For each line below that contains the string "向戶籍所在地直轄市", copy that line.
== RECORDED INFORMATION ==
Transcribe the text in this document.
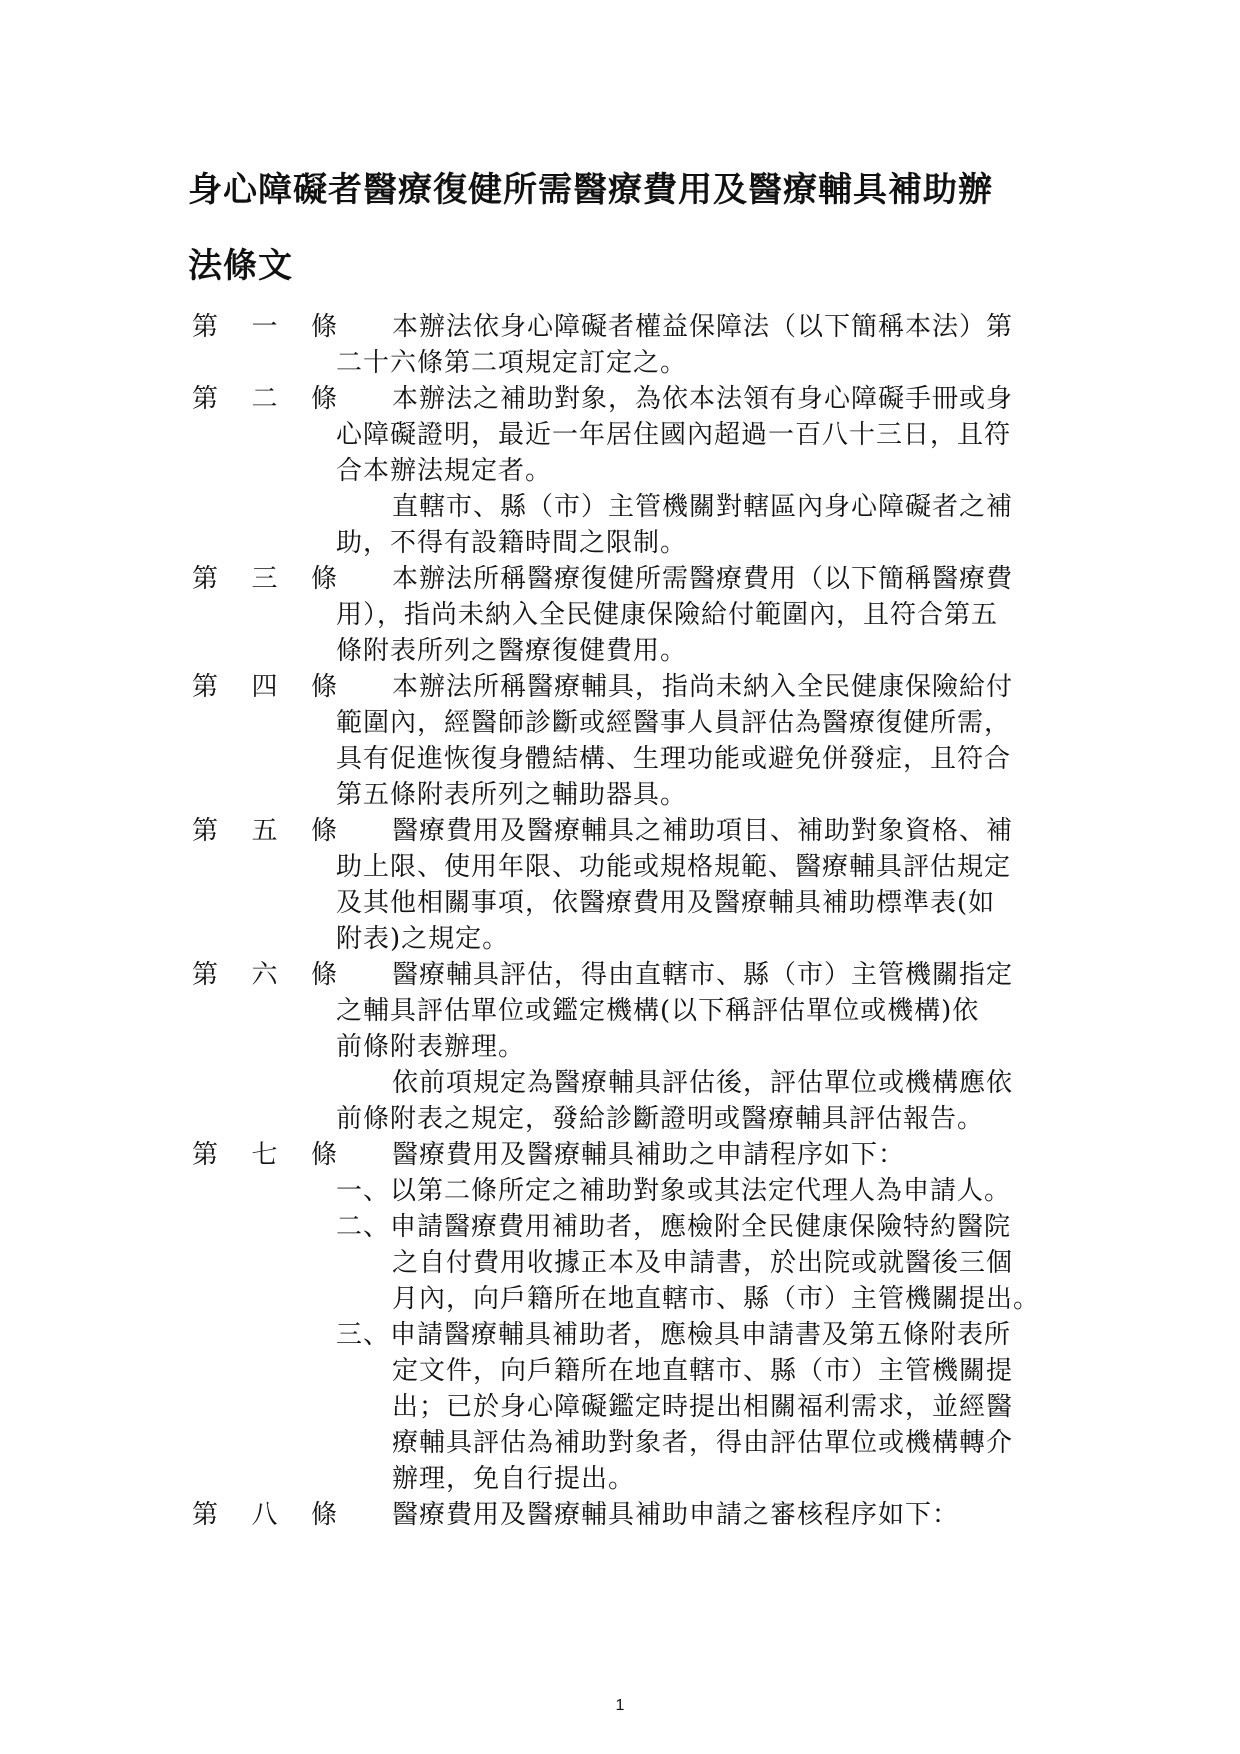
身心障礙者醫療復健所需醫療費用及醫療輔具補助辦
法條文
第 一 條 本辦法依身心障礙者權益保障法（以下簡稱本法）第
二十六條第二項規定訂定之。
第 二 條 本辦法之補助對象，為依本法領有身心障礙手冊或身
心障礙證明，最近一年居住國內超過一百八十三日，且符
合本辦法規定者。
直轄市、縣（市）主管機關對轄區內身心障礙者之補
助，不得有設籍時間之限制。
第 三 條 本辦法所稱醫療復健所需醫療費用（以下簡稱醫療費
用），指尚未納入全民健康保險給付範圍內，且符合第五
條附表所列之醫療復健費用。
第 四 條 本辦法所稱醫療輔具，指尚未納入全民健康保險給付
範圍內，經醫師診斷或經醫事人員評估為醫療復健所需，
具有促進恢復身體結構、生理功能或避免併發症，且符合
第五條附表所列之輔助器具。
第 五 條 醫療費用及醫療輔具之補助項目、補助對象資格、補
助上限、使用年限、功能或規格規範、醫療輔具評估規定
及其他相關事項，依醫療費用及醫療輔具補助標準表(如
附表)之規定。
第 六 條 醫療輔具評估，得由直轄市、縣（市）主管機關指定
之輔具評估單位或鑑定機構(以下稱評估單位或機構)依
前條附表辦理。
依前項規定為醫療輔具評估後，評估單位或機構應依
前條附表之規定，發給診斷證明或醫療輔具評估報告。
第 七 條 醫療費用及醫療輔具補助之申請程序如下：
一、以第二條所定之補助對象或其法定代理人為申請人。
二、申請醫療費用補助者，應檢附全民健康保險特約醫院
之自付費用收據正本及申請書，於出院或就醫後三個
月內，向戶籍所在地直轄市、縣（市）主管機關提出。
三、申請醫療輔具補助者，應檢具申請書及第五條附表所
定文件，向戶籍所在地直轄市、縣（市）主管機關提
出；已於身心障礙鑑定時提出相關福利需求，並經醫
療輔具評估為補助對象者，得由評估單位或機構轉介
辦理，免自行提出。
第 八 條 醫療費用及醫療輔具補助申請之審核程序如下：
1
===
**ANSWER TO THE PROBLEM**
月內，向戶籍所在地直轄市、縣（市）主管機關提出。
定文件，向戶籍所在地直轄市、縣（市）主管機關提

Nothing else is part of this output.